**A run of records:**
<<<<

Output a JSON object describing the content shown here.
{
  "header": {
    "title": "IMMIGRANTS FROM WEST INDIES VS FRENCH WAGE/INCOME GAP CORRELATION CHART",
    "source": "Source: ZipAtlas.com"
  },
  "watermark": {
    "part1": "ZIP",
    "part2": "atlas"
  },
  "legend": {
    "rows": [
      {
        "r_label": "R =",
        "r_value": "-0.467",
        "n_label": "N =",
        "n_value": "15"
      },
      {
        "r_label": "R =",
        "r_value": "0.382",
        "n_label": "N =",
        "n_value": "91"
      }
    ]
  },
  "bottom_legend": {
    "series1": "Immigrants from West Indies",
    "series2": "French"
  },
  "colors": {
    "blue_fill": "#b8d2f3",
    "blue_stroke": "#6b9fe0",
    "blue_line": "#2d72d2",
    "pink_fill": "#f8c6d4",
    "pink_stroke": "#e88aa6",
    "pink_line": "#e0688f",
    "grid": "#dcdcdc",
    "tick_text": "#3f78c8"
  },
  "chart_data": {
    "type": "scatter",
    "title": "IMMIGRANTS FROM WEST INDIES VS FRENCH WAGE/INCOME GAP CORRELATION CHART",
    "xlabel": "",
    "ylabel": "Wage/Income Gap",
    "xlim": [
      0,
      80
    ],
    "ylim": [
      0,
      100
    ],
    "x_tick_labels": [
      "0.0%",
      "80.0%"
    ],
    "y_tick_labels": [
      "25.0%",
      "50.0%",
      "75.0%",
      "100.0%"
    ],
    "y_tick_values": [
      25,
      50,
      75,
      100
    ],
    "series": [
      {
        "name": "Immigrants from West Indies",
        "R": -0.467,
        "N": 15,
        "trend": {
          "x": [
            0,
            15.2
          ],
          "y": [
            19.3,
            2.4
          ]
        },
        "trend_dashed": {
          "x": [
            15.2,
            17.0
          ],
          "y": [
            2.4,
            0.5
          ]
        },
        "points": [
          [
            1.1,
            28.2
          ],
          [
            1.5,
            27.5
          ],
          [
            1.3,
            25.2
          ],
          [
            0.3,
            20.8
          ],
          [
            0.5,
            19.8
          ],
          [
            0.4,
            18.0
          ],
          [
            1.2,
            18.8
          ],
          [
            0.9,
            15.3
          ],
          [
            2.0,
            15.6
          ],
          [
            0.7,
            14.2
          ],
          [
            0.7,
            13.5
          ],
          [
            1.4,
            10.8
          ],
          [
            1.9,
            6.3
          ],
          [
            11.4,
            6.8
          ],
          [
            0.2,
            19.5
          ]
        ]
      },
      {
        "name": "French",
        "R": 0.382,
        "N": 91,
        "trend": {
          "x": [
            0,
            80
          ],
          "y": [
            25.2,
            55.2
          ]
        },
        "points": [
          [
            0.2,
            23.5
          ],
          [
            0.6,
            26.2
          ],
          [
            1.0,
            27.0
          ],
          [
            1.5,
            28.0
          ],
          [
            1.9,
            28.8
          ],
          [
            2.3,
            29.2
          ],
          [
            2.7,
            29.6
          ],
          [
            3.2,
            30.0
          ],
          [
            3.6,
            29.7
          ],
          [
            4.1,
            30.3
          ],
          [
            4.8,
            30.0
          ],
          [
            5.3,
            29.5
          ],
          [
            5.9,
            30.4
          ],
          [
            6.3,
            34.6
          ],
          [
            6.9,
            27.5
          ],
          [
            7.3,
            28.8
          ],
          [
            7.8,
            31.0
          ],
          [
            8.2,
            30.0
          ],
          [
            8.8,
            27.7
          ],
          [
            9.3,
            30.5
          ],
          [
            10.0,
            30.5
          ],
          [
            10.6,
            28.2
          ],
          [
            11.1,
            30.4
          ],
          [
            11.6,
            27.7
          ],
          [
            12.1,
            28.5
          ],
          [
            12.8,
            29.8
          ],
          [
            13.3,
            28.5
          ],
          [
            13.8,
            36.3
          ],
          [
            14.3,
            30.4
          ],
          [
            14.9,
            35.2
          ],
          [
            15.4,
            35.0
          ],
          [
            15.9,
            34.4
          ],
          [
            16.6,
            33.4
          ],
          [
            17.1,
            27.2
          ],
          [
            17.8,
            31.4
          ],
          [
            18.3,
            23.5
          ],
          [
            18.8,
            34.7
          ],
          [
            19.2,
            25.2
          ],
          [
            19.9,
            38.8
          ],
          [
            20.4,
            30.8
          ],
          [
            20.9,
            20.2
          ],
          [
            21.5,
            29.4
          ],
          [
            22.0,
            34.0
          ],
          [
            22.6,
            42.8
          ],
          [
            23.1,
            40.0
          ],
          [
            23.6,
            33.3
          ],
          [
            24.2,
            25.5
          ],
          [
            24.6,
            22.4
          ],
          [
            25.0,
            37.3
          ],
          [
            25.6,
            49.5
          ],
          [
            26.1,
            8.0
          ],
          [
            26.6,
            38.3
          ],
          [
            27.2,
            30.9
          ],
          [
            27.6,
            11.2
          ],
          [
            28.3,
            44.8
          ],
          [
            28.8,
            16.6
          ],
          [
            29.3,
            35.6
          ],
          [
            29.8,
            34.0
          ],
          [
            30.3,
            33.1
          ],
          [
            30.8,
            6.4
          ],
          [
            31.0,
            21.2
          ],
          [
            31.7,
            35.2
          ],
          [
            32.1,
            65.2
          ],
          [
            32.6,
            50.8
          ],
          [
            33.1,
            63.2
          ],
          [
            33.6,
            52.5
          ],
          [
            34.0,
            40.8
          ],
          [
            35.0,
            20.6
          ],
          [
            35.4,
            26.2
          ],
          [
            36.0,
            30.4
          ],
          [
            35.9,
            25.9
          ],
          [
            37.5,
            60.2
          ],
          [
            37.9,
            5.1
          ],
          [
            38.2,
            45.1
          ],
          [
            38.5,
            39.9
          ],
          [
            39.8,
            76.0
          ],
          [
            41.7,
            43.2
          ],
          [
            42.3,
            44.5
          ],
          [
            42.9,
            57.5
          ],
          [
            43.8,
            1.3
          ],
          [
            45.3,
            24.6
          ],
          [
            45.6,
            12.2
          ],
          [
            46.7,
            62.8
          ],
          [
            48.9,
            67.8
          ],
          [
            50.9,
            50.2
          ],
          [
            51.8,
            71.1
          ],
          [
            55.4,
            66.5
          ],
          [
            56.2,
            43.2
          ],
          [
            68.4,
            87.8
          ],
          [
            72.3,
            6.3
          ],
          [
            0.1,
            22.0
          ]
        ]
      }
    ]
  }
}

>>>>

Word for word, restate all of the data shown above.

**Expected answer:**
Output a JSON object describing the content shown here.
{
  "header": {
    "title": "IMMIGRANTS FROM WEST INDIES VS FRENCH WAGE/INCOME GAP CORRELATION CHART",
    "source": "Source: ZipAtlas.com"
  },
  "watermark": {
    "part1": "ZIP",
    "part2": "atlas"
  },
  "legend": {
    "rows": [
      {
        "r_label": "R =",
        "r_value": "-0.467",
        "n_label": "N =",
        "n_value": "15"
      },
      {
        "r_label": "R =",
        "r_value": "0.382",
        "n_label": "N =",
        "n_value": "91"
      }
    ]
  },
  "bottom_legend": {
    "series1": "Immigrants from West Indies",
    "series2": "French"
  },
  "colors": {
    "blue_fill": "#b8d2f3",
    "blue_stroke": "#6b9fe0",
    "blue_line": "#2d72d2",
    "pink_fill": "#f8c6d4",
    "pink_stroke": "#e88aa6",
    "pink_line": "#e0688f",
    "grid": "#dcdcdc",
    "tick_text": "#3f78c8"
  },
  "chart_data": {
    "type": "scatter",
    "title": "IMMIGRANTS FROM WEST INDIES VS FRENCH WAGE/INCOME GAP CORRELATION CHART",
    "xlabel": "",
    "ylabel": "Wage/Income Gap",
    "xlim": [
      0,
      80
    ],
    "ylim": [
      0,
      100
    ],
    "x_tick_labels": [
      "0.0%",
      "80.0%"
    ],
    "y_tick_labels": [
      "25.0%",
      "50.0%",
      "75.0%",
      "100.0%"
    ],
    "y_tick_values": [
      25,
      50,
      75,
      100
    ],
    "series": [
      {
        "name": "Immigrants from West Indies",
        "R": -0.467,
        "N": 15,
        "trend": {
          "x": [
            0,
            15.2
          ],
          "y": [
            19.3,
            2.4
          ]
        },
        "trend_dashed": {
          "x": [
            15.2,
            17.0
          ],
          "y": [
            2.4,
            0.5
          ]
        },
        "points": [
          [
            1.1,
            28.2
          ],
          [
            1.5,
            27.5
          ],
          [
            1.3,
            25.2
          ],
          [
            0.3,
            20.8
          ],
          [
            0.5,
            19.8
          ],
          [
            0.4,
            18.0
          ],
          [
            1.2,
            18.8
          ],
          [
            0.9,
            15.3
          ],
          [
            2.0,
            15.6
          ],
          [
            0.7,
            14.2
          ],
          [
            0.7,
            13.5
          ],
          [
            1.4,
            10.8
          ],
          [
            1.9,
            6.3
          ],
          [
            11.4,
            6.8
          ],
          [
            0.2,
            19.5
          ]
        ]
      },
      {
        "name": "French",
        "R": 0.382,
        "N": 91,
        "trend": {
          "x": [
            0,
            80
          ],
          "y": [
            25.2,
            55.2
          ]
        },
        "points": [
          [
            0.2,
            23.5
          ],
          [
            0.6,
            26.2
          ],
          [
            1.0,
            27.0
          ],
          [
            1.5,
            28.0
          ],
          [
            1.9,
            28.8
          ],
          [
            2.3,
            29.2
          ],
          [
            2.7,
            29.6
          ],
          [
            3.2,
            30.0
          ],
          [
            3.6,
            29.7
          ],
          [
            4.1,
            30.3
          ],
          [
            4.8,
            30.0
          ],
          [
            5.3,
            29.5
          ],
          [
            5.9,
            30.4
          ],
          [
            6.3,
            34.6
          ],
          [
            6.9,
            27.5
          ],
          [
            7.3,
            28.8
          ],
          [
            7.8,
            31.0
          ],
          [
            8.2,
            30.0
          ],
          [
            8.8,
            27.7
          ],
          [
            9.3,
            30.5
          ],
          [
            10.0,
            30.5
          ],
          [
            10.6,
            28.2
          ],
          [
            11.1,
            30.4
          ],
          [
            11.6,
            27.7
          ],
          [
            12.1,
            28.5
          ],
          [
            12.8,
            29.8
          ],
          [
            13.3,
            28.5
          ],
          [
            13.8,
            36.3
          ],
          [
            14.3,
            30.4
          ],
          [
            14.9,
            35.2
          ],
          [
            15.4,
            35.0
          ],
          [
            15.9,
            34.4
          ],
          [
            16.6,
            33.4
          ],
          [
            17.1,
            27.2
          ],
          [
            17.8,
            31.4
          ],
          [
            18.3,
            23.5
          ],
          [
            18.8,
            34.7
          ],
          [
            19.2,
            25.2
          ],
          [
            19.9,
            38.8
          ],
          [
            20.4,
            30.8
          ],
          [
            20.9,
            20.2
          ],
          [
            21.5,
            29.4
          ],
          [
            22.0,
            34.0
          ],
          [
            22.6,
            42.8
          ],
          [
            23.1,
            40.0
          ],
          [
            23.6,
            33.3
          ],
          [
            24.2,
            25.5
          ],
          [
            24.6,
            22.4
          ],
          [
            25.0,
            37.3
          ],
          [
            25.6,
            49.5
          ],
          [
            26.1,
            8.0
          ],
          [
            26.6,
            38.3
          ],
          [
            27.2,
            30.9
          ],
          [
            27.6,
            11.2
          ],
          [
            28.3,
            44.8
          ],
          [
            28.8,
            16.6
          ],
          [
            29.3,
            35.6
          ],
          [
            29.8,
            34.0
          ],
          [
            30.3,
            33.1
          ],
          [
            30.8,
            6.4
          ],
          [
            31.0,
            21.2
          ],
          [
            31.7,
            35.2
          ],
          [
            32.1,
            65.2
          ],
          [
            32.6,
            50.8
          ],
          [
            33.1,
            63.2
          ],
          [
            33.6,
            52.5
          ],
          [
            34.0,
            40.8
          ],
          [
            35.0,
            20.6
          ],
          [
            35.4,
            26.2
          ],
          [
            36.0,
            30.4
          ],
          [
            35.9,
            25.9
          ],
          [
            37.5,
            60.2
          ],
          [
            37.9,
            5.1
          ],
          [
            38.2,
            45.1
          ],
          [
            38.5,
            39.9
          ],
          [
            39.8,
            76.0
          ],
          [
            41.7,
            43.2
          ],
          [
            42.3,
            44.5
          ],
          [
            42.9,
            57.5
          ],
          [
            43.8,
            1.3
          ],
          [
            45.3,
            24.6
          ],
          [
            45.6,
            12.2
          ],
          [
            46.7,
            62.8
          ],
          [
            48.9,
            67.8
          ],
          [
            50.9,
            50.2
          ],
          [
            51.8,
            71.1
          ],
          [
            55.4,
            66.5
          ],
          [
            56.2,
            43.2
          ],
          [
            68.4,
            87.8
          ],
          [
            72.3,
            6.3
          ],
          [
            0.1,
            22.0
          ]
        ]
      }
    ]
  }
}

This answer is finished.